Stored items:
####

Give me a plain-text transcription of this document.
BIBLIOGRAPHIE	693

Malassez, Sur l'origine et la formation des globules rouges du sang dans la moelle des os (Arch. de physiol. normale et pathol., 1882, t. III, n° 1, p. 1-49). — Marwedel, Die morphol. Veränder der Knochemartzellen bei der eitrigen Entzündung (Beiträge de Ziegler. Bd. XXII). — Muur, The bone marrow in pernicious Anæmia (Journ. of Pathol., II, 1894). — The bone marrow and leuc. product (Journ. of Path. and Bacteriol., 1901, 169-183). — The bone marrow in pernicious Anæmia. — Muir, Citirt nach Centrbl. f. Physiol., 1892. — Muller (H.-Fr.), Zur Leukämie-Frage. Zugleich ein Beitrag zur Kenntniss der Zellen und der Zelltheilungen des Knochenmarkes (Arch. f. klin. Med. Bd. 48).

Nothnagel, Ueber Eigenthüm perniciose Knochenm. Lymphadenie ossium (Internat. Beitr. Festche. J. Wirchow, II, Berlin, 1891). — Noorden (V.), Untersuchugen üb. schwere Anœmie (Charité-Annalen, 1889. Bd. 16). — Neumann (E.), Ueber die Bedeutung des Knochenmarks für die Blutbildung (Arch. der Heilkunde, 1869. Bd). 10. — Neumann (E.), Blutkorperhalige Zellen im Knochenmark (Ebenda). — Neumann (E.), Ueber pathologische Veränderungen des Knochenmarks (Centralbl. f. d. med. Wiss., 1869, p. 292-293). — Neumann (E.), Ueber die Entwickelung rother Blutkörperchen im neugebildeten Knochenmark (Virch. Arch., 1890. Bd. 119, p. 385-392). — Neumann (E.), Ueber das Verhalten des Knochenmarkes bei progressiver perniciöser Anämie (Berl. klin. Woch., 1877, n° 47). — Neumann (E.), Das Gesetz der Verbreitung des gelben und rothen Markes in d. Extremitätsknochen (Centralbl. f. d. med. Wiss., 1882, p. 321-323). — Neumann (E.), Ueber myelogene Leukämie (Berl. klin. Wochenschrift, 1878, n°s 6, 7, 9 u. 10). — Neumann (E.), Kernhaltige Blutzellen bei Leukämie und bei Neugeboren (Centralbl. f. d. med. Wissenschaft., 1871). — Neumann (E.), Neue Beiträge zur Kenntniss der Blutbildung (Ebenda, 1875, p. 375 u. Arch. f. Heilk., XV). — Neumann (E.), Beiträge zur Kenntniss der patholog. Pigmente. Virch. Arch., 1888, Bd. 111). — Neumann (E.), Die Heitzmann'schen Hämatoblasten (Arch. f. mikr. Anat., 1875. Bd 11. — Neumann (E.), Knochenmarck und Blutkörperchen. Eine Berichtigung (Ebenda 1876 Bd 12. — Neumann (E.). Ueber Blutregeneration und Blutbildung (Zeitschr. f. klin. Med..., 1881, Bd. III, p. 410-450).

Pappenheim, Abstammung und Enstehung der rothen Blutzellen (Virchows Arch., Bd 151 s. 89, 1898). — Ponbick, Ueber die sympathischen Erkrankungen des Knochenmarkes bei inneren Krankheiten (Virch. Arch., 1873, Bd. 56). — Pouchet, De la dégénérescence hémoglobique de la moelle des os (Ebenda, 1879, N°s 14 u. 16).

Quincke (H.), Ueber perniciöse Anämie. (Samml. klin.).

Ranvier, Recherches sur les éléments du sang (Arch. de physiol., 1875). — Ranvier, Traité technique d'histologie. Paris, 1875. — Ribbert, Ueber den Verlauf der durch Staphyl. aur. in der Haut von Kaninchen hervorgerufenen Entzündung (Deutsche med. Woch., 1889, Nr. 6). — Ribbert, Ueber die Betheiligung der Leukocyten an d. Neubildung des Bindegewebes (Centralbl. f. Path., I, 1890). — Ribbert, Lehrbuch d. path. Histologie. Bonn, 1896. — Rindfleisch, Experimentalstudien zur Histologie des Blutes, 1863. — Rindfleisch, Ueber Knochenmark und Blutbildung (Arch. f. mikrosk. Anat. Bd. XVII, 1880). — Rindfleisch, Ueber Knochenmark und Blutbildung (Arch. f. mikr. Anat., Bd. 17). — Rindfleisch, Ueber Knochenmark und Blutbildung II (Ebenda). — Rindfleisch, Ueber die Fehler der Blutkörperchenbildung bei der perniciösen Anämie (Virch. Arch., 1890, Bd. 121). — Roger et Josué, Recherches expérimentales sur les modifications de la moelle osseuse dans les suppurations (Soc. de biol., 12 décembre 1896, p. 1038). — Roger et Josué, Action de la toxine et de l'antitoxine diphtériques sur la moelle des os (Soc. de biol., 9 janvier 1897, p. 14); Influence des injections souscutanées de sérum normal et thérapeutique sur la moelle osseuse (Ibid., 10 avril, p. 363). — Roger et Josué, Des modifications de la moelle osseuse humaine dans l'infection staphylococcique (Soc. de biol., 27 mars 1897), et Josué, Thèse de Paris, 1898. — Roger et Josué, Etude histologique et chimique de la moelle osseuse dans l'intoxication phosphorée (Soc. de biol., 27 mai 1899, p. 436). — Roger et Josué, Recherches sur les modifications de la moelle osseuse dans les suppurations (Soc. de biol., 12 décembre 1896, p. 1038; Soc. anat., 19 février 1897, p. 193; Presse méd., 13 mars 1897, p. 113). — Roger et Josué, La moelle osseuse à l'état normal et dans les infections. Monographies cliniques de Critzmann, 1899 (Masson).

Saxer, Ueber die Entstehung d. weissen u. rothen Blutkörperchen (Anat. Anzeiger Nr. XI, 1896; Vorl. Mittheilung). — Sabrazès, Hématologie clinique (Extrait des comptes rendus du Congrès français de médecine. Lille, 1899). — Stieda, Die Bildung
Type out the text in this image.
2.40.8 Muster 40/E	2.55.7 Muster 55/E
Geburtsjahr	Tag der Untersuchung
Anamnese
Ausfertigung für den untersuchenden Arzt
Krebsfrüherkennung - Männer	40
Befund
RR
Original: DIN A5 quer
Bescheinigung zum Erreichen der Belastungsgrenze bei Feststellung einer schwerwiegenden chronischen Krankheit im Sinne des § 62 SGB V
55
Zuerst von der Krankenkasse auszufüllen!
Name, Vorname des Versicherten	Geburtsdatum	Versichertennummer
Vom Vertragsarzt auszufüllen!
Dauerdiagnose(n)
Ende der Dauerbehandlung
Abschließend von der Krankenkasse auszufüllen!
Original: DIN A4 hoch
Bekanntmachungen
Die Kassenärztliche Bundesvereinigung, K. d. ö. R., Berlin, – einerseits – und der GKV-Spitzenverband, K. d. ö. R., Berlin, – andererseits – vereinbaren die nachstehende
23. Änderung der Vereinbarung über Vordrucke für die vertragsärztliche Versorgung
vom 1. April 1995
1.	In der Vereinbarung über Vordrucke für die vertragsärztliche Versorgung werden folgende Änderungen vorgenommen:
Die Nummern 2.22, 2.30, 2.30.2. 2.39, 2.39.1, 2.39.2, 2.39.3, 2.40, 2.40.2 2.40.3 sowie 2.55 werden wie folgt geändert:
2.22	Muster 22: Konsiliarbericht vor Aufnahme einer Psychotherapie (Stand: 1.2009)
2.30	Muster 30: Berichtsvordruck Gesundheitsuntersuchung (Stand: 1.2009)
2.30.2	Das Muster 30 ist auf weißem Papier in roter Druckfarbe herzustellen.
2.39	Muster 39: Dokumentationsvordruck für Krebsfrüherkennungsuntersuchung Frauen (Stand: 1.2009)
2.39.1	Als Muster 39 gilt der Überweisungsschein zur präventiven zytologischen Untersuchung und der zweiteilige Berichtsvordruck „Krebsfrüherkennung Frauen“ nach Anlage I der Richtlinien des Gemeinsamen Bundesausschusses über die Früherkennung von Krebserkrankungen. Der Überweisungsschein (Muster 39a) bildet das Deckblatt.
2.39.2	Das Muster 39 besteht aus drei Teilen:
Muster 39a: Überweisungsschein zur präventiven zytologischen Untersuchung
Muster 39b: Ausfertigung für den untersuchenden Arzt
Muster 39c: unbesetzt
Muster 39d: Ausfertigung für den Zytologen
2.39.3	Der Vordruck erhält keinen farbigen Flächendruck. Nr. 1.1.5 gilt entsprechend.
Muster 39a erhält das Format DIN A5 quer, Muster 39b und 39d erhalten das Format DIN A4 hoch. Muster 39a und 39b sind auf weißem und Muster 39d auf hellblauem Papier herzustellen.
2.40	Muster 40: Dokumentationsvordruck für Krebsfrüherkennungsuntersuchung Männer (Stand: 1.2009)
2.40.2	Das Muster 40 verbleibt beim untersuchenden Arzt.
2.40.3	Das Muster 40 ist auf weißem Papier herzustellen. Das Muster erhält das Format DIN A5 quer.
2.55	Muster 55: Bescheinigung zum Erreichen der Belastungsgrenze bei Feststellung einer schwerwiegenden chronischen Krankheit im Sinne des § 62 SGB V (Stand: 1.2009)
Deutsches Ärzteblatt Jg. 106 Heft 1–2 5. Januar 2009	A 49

####

Give the number of lines in the records that contain the string "Vordrucke", with no other output.

2